STATED PROBLEM
Reproduce all the material exactly, minus any pictures it holds.

MATERIALS PROVIDED
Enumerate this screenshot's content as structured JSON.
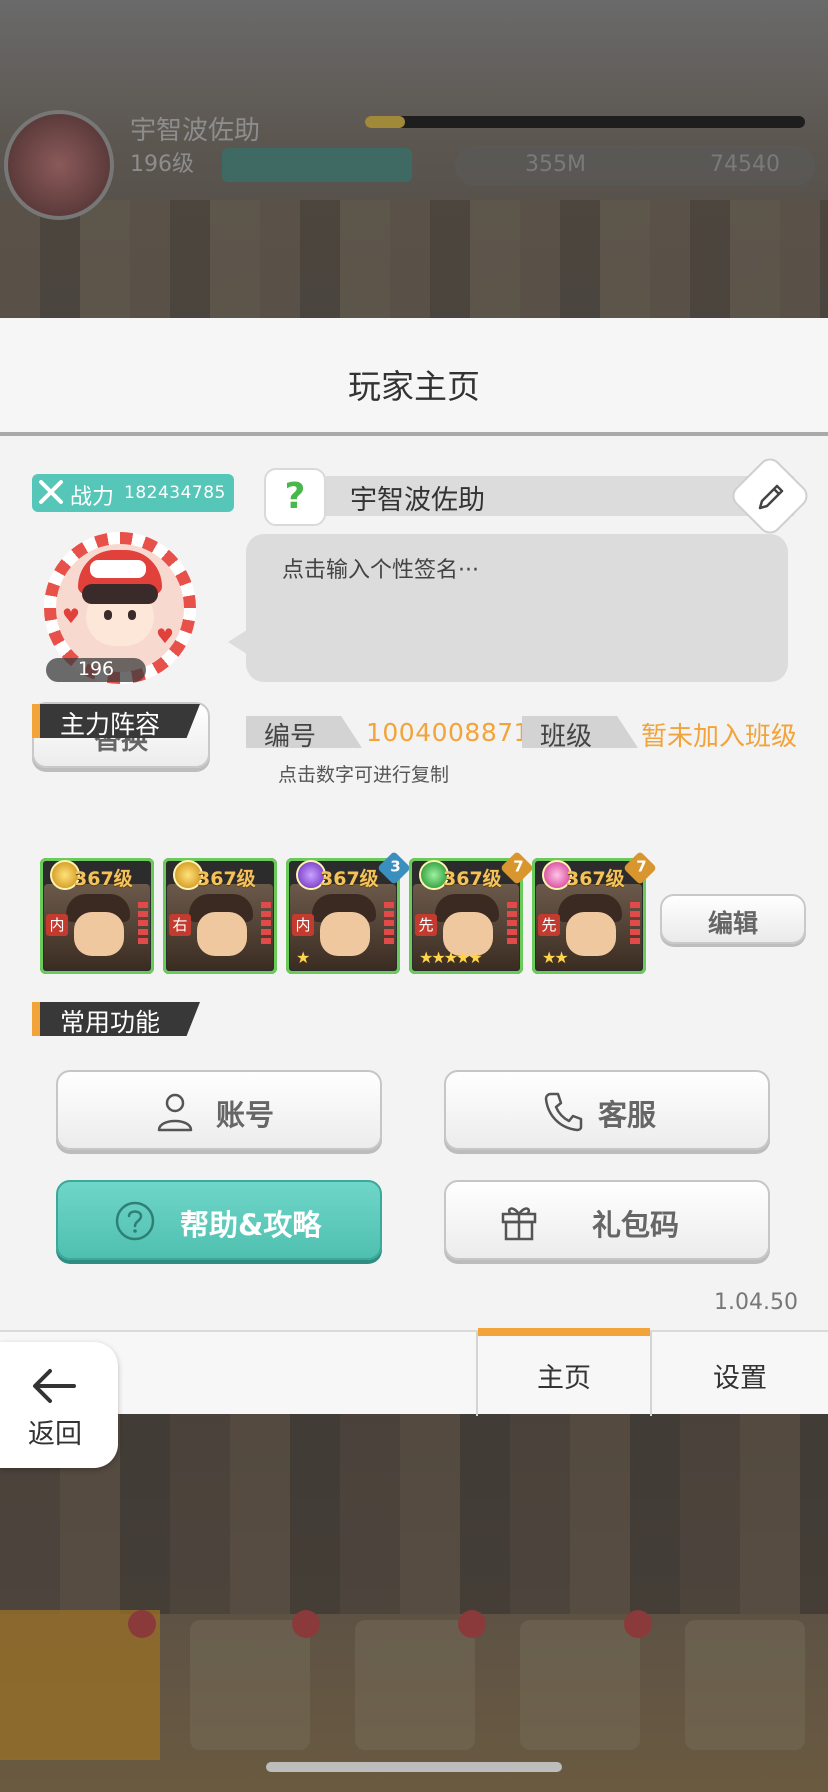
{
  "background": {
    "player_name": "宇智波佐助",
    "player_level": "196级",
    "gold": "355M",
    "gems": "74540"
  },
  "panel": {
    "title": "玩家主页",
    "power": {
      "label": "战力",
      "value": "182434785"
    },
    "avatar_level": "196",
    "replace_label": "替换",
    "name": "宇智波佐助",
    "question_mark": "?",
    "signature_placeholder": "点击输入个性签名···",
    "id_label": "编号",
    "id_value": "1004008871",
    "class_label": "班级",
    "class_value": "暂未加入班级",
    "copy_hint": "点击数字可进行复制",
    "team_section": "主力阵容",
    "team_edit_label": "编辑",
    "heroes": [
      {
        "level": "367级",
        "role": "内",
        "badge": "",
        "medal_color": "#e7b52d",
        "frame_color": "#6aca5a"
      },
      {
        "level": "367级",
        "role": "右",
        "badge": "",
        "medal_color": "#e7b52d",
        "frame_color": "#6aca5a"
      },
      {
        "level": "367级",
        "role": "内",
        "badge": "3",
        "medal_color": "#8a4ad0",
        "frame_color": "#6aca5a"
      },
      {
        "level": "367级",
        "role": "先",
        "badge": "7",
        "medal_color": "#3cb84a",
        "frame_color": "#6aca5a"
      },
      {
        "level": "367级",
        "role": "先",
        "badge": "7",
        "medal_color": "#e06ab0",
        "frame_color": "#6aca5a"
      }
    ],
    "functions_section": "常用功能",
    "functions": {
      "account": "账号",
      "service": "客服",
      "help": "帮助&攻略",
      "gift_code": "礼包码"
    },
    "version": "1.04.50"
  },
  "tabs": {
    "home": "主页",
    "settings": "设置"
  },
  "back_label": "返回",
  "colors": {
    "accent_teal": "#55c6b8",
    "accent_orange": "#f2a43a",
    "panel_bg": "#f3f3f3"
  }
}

RESULT OF THIS EXERCISE
Enumerate this screenshot's content as structured JSON.
{
  "background": {
    "player_name": "宇智波佐助",
    "player_level": "196级",
    "gold": "355M",
    "gems": "74540"
  },
  "panel": {
    "title": "玩家主页",
    "power": {
      "label": "战力",
      "value": "182434785"
    },
    "avatar_level": "196",
    "replace_label": "替换",
    "name": "宇智波佐助",
    "question_mark": "?",
    "signature_placeholder": "点击输入个性签名···",
    "id_label": "编号",
    "id_value": "1004008871",
    "class_label": "班级",
    "class_value": "暂未加入班级",
    "copy_hint": "点击数字可进行复制",
    "team_section": "主力阵容",
    "team_edit_label": "编辑",
    "heroes": [
      {
        "level": "367级",
        "role": "内",
        "badge": "",
        "medal_color": "#e7b52d",
        "frame_color": "#6aca5a"
      },
      {
        "level": "367级",
        "role": "右",
        "badge": "",
        "medal_color": "#e7b52d",
        "frame_color": "#6aca5a"
      },
      {
        "level": "367级",
        "role": "内",
        "badge": "3",
        "medal_color": "#8a4ad0",
        "frame_color": "#6aca5a"
      },
      {
        "level": "367级",
        "role": "先",
        "badge": "7",
        "medal_color": "#3cb84a",
        "frame_color": "#6aca5a"
      },
      {
        "level": "367级",
        "role": "先",
        "badge": "7",
        "medal_color": "#e06ab0",
        "frame_color": "#6aca5a"
      }
    ],
    "functions_section": "常用功能",
    "functions": {
      "account": "账号",
      "service": "客服",
      "help": "帮助&攻略",
      "gift_code": "礼包码"
    },
    "version": "1.04.50"
  },
  "tabs": {
    "home": "主页",
    "settings": "设置"
  },
  "back_label": "返回",
  "colors": {
    "accent_teal": "#55c6b8",
    "accent_orange": "#f2a43a",
    "panel_bg": "#f3f3f3"
  }
}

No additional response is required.